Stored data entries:
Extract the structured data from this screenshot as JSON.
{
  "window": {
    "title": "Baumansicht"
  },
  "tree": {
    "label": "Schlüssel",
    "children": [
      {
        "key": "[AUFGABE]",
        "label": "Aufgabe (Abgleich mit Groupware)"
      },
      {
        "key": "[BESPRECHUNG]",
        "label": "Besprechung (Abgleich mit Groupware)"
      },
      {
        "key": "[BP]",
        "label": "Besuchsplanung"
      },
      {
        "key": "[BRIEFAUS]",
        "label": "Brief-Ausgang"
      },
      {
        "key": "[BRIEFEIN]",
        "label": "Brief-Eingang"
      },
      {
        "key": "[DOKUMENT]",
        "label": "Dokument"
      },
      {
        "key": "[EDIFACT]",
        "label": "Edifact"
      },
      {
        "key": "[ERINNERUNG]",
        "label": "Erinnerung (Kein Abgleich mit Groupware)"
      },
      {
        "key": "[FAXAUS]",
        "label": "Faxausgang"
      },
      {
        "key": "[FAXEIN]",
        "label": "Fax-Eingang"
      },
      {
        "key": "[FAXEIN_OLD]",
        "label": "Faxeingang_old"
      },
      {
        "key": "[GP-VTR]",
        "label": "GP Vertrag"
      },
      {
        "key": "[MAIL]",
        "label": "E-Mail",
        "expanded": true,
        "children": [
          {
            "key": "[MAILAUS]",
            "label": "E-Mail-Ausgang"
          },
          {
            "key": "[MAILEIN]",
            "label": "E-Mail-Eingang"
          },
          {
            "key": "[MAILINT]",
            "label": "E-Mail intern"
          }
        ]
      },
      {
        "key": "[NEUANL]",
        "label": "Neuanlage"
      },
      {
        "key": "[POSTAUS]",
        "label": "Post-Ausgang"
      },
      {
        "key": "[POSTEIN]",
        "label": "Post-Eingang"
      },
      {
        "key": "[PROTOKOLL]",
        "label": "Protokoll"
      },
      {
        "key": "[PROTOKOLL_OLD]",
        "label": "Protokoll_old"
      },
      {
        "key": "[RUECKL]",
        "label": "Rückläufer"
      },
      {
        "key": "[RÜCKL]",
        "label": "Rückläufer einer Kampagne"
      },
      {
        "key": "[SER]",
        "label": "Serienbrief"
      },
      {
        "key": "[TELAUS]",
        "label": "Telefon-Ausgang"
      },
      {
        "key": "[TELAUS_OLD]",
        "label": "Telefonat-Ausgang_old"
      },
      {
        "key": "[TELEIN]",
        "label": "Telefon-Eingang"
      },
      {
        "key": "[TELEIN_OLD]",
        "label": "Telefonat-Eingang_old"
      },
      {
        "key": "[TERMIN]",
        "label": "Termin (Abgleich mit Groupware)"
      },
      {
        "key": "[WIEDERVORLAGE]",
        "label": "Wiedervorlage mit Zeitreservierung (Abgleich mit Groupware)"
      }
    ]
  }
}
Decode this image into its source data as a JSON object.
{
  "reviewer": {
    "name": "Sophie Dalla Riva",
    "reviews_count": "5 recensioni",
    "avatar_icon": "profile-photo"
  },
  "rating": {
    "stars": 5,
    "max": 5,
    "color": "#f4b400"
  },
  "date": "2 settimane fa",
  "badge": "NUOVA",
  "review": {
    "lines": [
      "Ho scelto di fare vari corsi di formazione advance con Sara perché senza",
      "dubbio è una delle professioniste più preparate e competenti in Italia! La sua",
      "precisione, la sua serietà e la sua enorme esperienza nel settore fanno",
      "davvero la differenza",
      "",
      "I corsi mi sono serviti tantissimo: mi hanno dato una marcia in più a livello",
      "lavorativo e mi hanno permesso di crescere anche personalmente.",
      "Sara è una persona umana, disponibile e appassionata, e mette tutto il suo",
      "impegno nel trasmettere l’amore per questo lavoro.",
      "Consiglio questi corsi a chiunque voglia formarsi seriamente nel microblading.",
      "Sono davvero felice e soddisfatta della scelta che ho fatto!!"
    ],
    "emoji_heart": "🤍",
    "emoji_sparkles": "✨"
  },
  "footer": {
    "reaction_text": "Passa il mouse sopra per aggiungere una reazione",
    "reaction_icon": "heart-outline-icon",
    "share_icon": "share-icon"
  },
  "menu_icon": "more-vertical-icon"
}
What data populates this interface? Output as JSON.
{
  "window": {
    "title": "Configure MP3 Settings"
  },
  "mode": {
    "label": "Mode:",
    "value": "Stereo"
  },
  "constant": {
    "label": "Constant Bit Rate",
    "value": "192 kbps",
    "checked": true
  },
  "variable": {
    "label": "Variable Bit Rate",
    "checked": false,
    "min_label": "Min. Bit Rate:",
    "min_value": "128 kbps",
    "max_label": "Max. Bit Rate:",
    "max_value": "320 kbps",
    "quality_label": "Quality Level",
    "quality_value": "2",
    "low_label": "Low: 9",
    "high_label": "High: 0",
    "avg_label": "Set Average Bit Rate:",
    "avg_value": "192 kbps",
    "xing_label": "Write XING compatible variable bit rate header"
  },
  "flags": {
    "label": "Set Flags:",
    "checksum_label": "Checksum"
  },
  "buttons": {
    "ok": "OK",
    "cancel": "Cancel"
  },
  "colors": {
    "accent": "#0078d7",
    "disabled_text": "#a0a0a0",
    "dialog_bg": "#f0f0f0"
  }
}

- [Exercise]:
Write only the number of lines that include "this".

- [Exercise response]:
3